Rewrite the whole listing below, changing every "interactable" to "clickable" and keeping everything else the same. Leave the pictures out.

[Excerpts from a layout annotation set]
┄┄┄┄┄┄┄┄┄┄┄┄┄┄┄┄┄┄┄┄

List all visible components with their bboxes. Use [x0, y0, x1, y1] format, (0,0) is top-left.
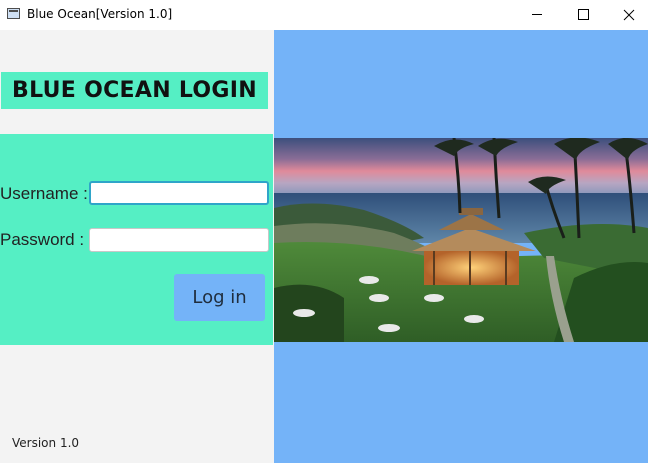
minimize-button[interactable] — [514, 0, 560, 30]
username-input[interactable] — [89, 181, 269, 205]
username-label: Username : — [0, 184, 88, 203]
password-input[interactable] — [89, 228, 269, 252]
close-icon — [623, 9, 635, 21]
maximize-button[interactable] — [560, 0, 606, 30]
login-form-panel: Username : Password : Log in — [0, 134, 273, 345]
login-side-panel: BLUE OCEAN LOGIN Username : Password : L… — [0, 30, 274, 463]
image-side-panel — [274, 30, 648, 463]
app-window-icon — [7, 8, 20, 19]
heading-banner: BLUE OCEAN LOGIN — [1, 72, 268, 109]
password-label: Password : — [0, 230, 85, 249]
login-heading: BLUE OCEAN LOGIN — [12, 78, 257, 103]
login-button[interactable]: Log in — [174, 274, 265, 321]
window-title: Blue Ocean[Version 1.0] — [27, 7, 173, 21]
window-titlebar[interactable]: Blue Ocean[Version 1.0] — [0, 0, 648, 30]
resort-photo — [274, 138, 648, 342]
version-label: Version 1.0 — [12, 436, 80, 450]
close-button[interactable] — [606, 0, 648, 30]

┄┄┄┄┄┄┄┄┄┄┄┄┄┄┄┄┄┄┄┄

COMPLETE ANSWER:
List all visible components with their bboxes. Use [x0, y0, x1, y1] format, (0,0) is top-left.
minimize-button[clickable] — [514, 0, 560, 30]
username-input[clickable] — [89, 181, 269, 205]
username-label: Username : — [0, 184, 88, 203]
password-input[clickable] — [89, 228, 269, 252]
close-icon — [623, 9, 635, 21]
maximize-button[clickable] — [560, 0, 606, 30]
login-form-panel: Username : Password : Log in — [0, 134, 273, 345]
login-side-panel: BLUE OCEAN LOGIN Username : Password : L… — [0, 30, 274, 463]
image-side-panel — [274, 30, 648, 463]
app-window-icon — [7, 8, 20, 19]
heading-banner: BLUE OCEAN LOGIN — [1, 72, 268, 109]
password-label: Password : — [0, 230, 85, 249]
login-heading: BLUE OCEAN LOGIN — [12, 78, 257, 103]
login-button[clickable]: Log in — [174, 274, 265, 321]
window-title: Blue Ocean[Version 1.0] — [27, 7, 173, 21]
window-titlebar[clickable]: Blue Ocean[Version 1.0] — [0, 0, 648, 30]
resort-photo — [274, 138, 648, 342]
version-label: Version 1.0 — [12, 436, 80, 450]
close-button[clickable] — [606, 0, 648, 30]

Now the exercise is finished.